> **Your goal**:
From the listing below, pull each line that includes "type".
— start Records for this exercise —
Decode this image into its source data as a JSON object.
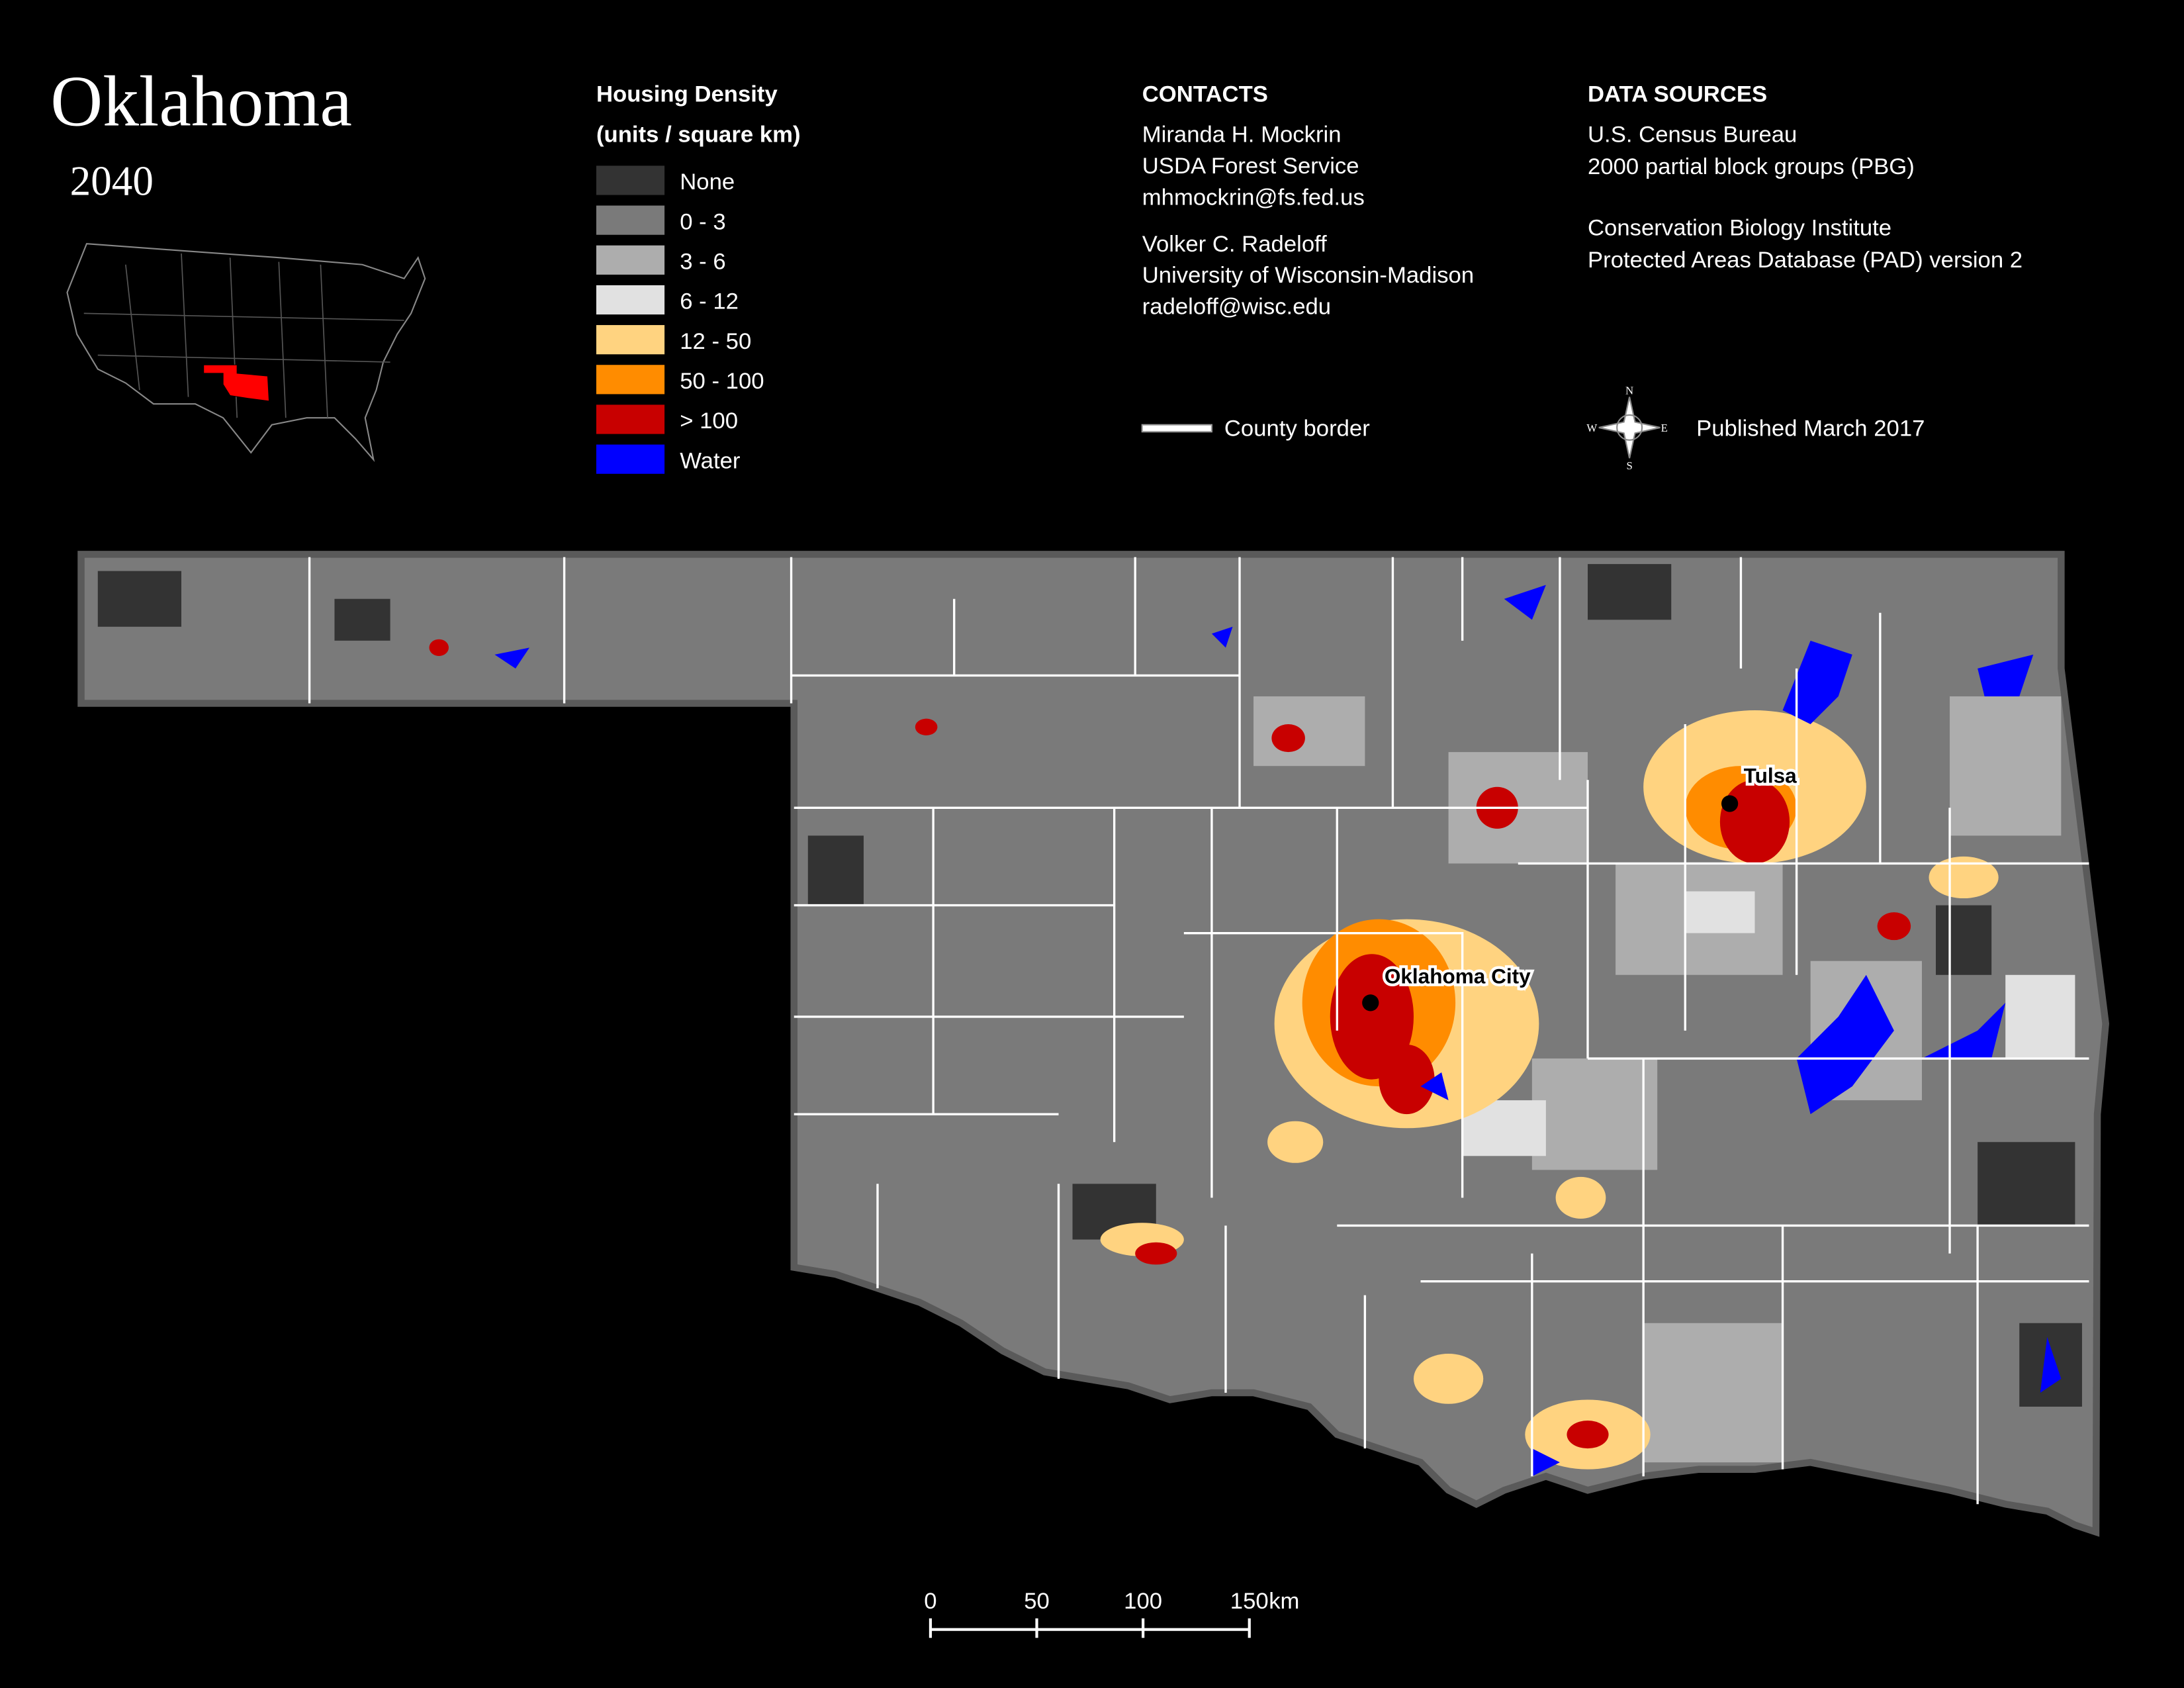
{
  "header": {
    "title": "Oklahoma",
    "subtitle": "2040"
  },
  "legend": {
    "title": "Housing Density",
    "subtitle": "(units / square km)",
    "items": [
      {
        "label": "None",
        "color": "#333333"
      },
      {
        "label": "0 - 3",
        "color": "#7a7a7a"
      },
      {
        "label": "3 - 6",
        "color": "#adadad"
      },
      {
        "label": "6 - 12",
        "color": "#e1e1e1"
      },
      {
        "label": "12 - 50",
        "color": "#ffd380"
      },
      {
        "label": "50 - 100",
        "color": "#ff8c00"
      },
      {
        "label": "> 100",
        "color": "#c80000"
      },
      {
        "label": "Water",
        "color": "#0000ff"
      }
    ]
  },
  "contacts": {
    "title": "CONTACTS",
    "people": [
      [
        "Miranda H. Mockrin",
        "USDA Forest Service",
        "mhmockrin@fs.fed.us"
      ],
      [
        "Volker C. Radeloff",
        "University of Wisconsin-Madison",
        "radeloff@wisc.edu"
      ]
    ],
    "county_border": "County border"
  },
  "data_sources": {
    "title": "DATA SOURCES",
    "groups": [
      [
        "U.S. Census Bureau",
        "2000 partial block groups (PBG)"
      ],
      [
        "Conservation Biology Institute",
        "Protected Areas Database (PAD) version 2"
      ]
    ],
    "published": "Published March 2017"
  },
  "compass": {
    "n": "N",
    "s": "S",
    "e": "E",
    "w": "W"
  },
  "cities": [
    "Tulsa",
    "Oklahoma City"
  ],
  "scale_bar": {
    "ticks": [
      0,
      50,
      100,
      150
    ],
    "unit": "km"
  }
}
— end Records for this exercise —
— start Records for this exercise —
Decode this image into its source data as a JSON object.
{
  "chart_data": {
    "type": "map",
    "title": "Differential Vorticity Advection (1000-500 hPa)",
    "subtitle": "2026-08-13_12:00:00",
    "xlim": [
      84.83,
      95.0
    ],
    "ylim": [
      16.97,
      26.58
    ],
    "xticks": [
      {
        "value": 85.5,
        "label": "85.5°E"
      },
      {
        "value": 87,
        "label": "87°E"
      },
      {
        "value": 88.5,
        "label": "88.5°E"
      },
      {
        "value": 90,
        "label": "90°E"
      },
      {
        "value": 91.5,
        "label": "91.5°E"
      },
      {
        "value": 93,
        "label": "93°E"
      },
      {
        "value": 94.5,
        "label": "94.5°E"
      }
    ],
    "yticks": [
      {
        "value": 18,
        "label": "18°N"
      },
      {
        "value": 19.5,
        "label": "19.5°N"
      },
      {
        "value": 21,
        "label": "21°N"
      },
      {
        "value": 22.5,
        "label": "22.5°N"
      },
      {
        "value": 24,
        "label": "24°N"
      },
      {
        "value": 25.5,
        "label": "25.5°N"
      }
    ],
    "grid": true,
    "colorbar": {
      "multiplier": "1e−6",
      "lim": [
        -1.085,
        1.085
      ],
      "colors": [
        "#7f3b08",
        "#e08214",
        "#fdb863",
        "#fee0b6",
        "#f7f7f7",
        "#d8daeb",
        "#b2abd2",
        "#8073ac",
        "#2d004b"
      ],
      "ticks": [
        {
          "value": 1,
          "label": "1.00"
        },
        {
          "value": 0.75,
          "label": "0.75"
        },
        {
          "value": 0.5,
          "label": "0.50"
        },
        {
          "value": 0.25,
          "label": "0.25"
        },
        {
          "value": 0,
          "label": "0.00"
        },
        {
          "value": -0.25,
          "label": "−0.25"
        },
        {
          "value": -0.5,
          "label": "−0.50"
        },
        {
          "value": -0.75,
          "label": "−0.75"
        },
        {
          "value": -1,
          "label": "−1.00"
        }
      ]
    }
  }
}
— end Records for this exercise —
— start Records for this exercise —
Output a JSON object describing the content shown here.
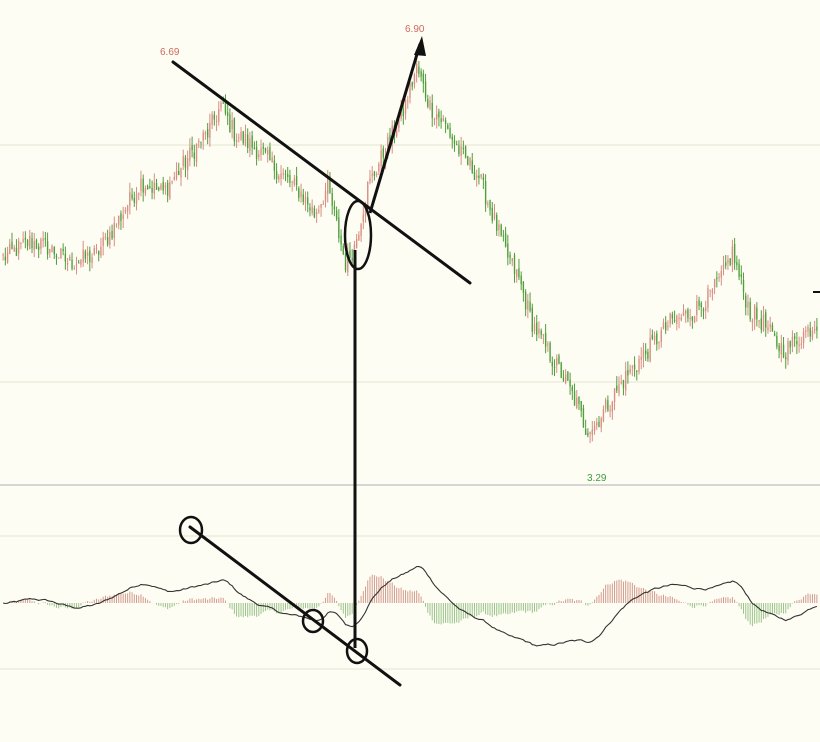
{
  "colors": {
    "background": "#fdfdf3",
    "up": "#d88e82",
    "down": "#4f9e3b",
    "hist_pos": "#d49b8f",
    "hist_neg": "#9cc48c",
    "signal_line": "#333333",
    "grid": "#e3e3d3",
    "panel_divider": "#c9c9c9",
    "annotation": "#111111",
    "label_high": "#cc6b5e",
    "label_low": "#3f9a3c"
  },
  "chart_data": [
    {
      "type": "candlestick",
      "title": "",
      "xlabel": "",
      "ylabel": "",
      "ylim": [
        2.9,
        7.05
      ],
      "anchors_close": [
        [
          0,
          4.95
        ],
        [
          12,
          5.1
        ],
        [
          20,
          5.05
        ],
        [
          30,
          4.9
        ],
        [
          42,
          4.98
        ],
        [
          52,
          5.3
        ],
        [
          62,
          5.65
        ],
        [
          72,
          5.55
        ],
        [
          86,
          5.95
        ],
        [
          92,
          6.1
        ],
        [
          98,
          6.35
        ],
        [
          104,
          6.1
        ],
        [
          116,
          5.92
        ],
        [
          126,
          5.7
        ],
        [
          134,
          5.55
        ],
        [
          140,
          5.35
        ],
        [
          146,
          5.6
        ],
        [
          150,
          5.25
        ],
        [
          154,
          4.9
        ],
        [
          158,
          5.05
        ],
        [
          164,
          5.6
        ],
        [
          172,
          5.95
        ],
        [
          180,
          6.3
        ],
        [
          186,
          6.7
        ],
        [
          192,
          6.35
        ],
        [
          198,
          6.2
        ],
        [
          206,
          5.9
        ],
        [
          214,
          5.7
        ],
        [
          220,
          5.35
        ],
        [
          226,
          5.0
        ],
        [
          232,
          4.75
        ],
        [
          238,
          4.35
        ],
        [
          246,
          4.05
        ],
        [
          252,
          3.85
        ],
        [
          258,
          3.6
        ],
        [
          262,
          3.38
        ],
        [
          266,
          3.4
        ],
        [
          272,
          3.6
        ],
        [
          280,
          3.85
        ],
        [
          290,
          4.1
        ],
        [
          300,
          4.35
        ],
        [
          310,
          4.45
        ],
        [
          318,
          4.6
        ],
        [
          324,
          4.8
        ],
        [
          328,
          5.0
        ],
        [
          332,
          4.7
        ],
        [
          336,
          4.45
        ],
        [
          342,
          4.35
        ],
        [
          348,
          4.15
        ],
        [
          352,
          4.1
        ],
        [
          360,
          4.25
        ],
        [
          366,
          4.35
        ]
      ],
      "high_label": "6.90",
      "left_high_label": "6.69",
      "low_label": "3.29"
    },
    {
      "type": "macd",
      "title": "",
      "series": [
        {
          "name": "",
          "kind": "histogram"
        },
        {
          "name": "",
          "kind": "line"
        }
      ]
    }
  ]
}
— end Records for this exercise —
> **Result of the task**:
    "type": "map",
      "type": "candlestick",
      "type": "macd",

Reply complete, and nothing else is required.